| WHAT THE TASK REQUIRES |
Return the listing below verbatim. Pictures do not belong in the copy.
--- EXTRACTED ENTRIES ---
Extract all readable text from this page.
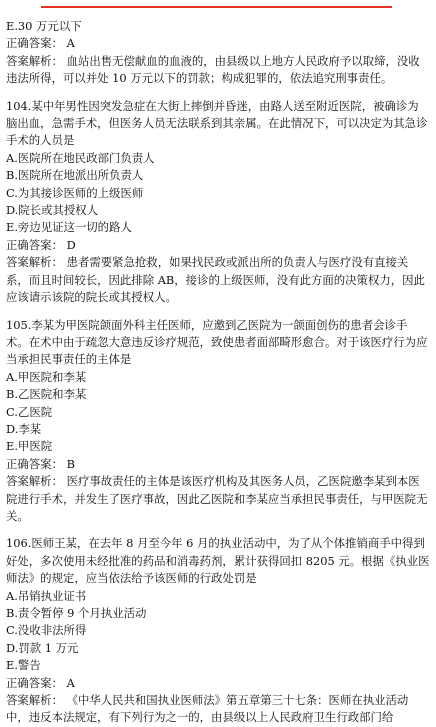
E.30 万元以下

正确答案： A

答案解析： 血站出售无偿献血的血液的，由县级以上地方人民政府予以取缔，没收违法所得，可以并处 10 万元以下的罚款；构成犯罪的，依法追究刑事责任。

104.某中年男性因突发急症在大街上摔倒并昏迷，由路人送至附近医院，被确诊为脑出血，急需手术，但医务人员无法联系到其亲属。在此情况下，可以决定为其急诊手术的人员是

A.医院所在地民政部门负责人

B.医院所在地派出所负责人

C.为其接诊医师的上级医师

D.院长或其授权人

E.旁边见证这一切的路人

正确答案： D

答案解析： 患者需要紧急抢救，如果找民政或派出所的负责人与医疗没有直接关系，而且时间较长，因此排除 AB，接诊的上级医师，没有此方面的决策权力，因此应该请示该院的院长或其授权人。

105.李某为甲医院颌面外科主任医师，应邀到乙医院为一颌面创伤的患者会诊手术。在术中由于疏忽大意违反诊疗规范，致使患者面部畸形愈合。对于该医疗行为应当承担民事责任的主体是

A.甲医院和李某

B.乙医院和李某

C.乙医院

D.李某

E.甲医院

正确答案： B

答案解析： 医疗事故责任的主体是该医疗机构及其医务人员，乙医院邀李某到本医院进行手术，并发生了医疗事故，因此乙医院和李某应当承担民事责任，与甲医院无关。

106.医师王某，在去年 8 月至今年 6 月的执业活动中，为了从个体推销商手中得到好处，多次使用未经批准的药品和消毒药剂，累计获得回扣 8205 元。根据《执业医师法》的规定，应当依法给予该医师的行政处罚是

A.吊销执业证书

B.责令暂停 9 个月执业活动

C.没收非法所得

D.罚款 1 万元

E.警告

正确答案： A

答案解析： 《中华人民共和国执业医师法》第五章第三十七条：医师在执业活动中，违反本法规定，有下列行为之一的，由县级以上人民政府卫生行政部门给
---
| RESULT OF THE TASK |
Extract all readable text from this page.
E.30 万元以下

正确答案： A

答案解析： 血站出售无偿献血的血液的，由县级以上地方人民政府予以取缔，没收违法所得，可以并处 10 万元以下的罚款；构成犯罪的，依法追究刑事责任。

104.某中年男性因突发急症在大街上摔倒并昏迷，由路人送至附近医院，被确诊为脑出血，急需手术，但医务人员无法联系到其亲属。在此情况下，可以决定为其急诊手术的人员是

A.医院所在地民政部门负责人

B.医院所在地派出所负责人

C.为其接诊医师的上级医师

D.院长或其授权人

E.旁边见证这一切的路人

正确答案： D

答案解析： 患者需要紧急抢救，如果找民政或派出所的负责人与医疗没有直接关系，而且时间较长，因此排除 AB，接诊的上级医师，没有此方面的决策权力，因此应该请示该院的院长或其授权人。

105.李某为甲医院颌面外科主任医师，应邀到乙医院为一颌面创伤的患者会诊手术。在术中由于疏忽大意违反诊疗规范，致使患者面部畸形愈合。对于该医疗行为应当承担民事责任的主体是

A.甲医院和李某

B.乙医院和李某

C.乙医院

D.李某

E.甲医院

正确答案： B

答案解析： 医疗事故责任的主体是该医疗机构及其医务人员，乙医院邀李某到本医院进行手术，并发生了医疗事故，因此乙医院和李某应当承担民事责任，与甲医院无关。

106.医师王某，在去年 8 月至今年 6 月的执业活动中，为了从个体推销商手中得到好处，多次使用未经批准的药品和消毒药剂，累计获得回扣 8205 元。根据《执业医师法》的规定，应当依法给予该医师的行政处罚是

A.吊销执业证书

B.责令暂停 9 个月执业活动

C.没收非法所得

D.罚款 1 万元

E.警告

正确答案： A

答案解析： 《中华人民共和国执业医师法》第五章第三十七条：医师在执业活动中，违反本法规定，有下列行为之一的，由县级以上人民政府卫生行政部门给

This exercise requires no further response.